[start of Given records]

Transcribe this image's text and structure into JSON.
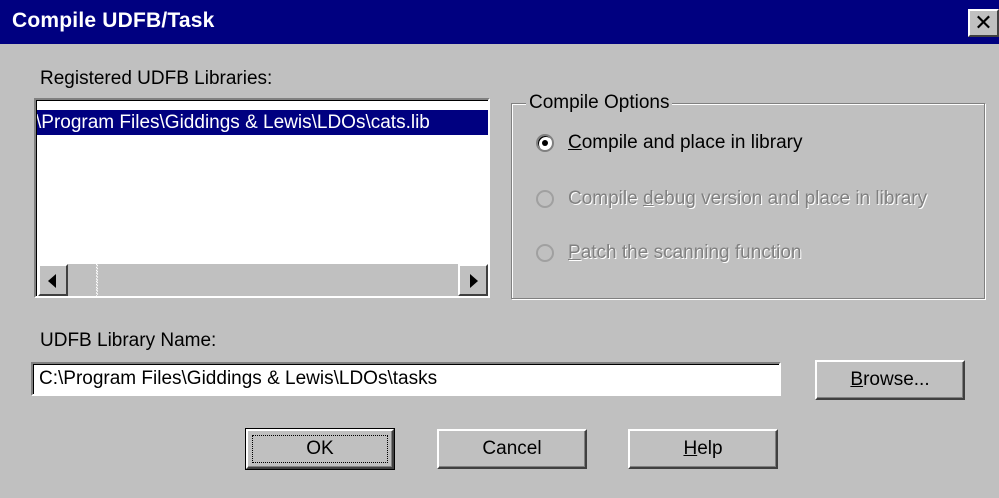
{
  "window": {
    "title": "Compile UDFB/Task",
    "close_glyph": "✕"
  },
  "libraries": {
    "label": "Registered UDFB Libraries:",
    "items": [
      "\\Program Files\\Giddings & Lewis\\LDOs\\cats.lib"
    ],
    "selected_index": 0
  },
  "compile_options": {
    "legend": "Compile Options",
    "options": [
      {
        "pre": "",
        "access": "C",
        "post": "ompile and place in library",
        "checked": true,
        "enabled": true
      },
      {
        "pre": "Compile ",
        "access": "d",
        "post": "ebug version and place in library",
        "checked": false,
        "enabled": false
      },
      {
        "pre": "",
        "access": "P",
        "post": "atch the scanning function",
        "checked": false,
        "enabled": false
      }
    ]
  },
  "library_name": {
    "label": "UDFB Library Name:",
    "value": "C:\\Program Files\\Giddings & Lewis\\LDOs\\tasks"
  },
  "buttons": {
    "browse": {
      "access": "B",
      "rest": "rowse..."
    },
    "ok": "OK",
    "cancel": "Cancel",
    "help": {
      "access": "H",
      "rest": "elp"
    }
  }
}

[end of Given records]

Task details:
Return each line where "Files" shows up.

Task answer:
      "\\Program Files\\Giddings & Lewis\\LDOs\\cats.lib"
    "value": "C:\\Program Files\\Giddings & Lewis\\LDOs\\tasks"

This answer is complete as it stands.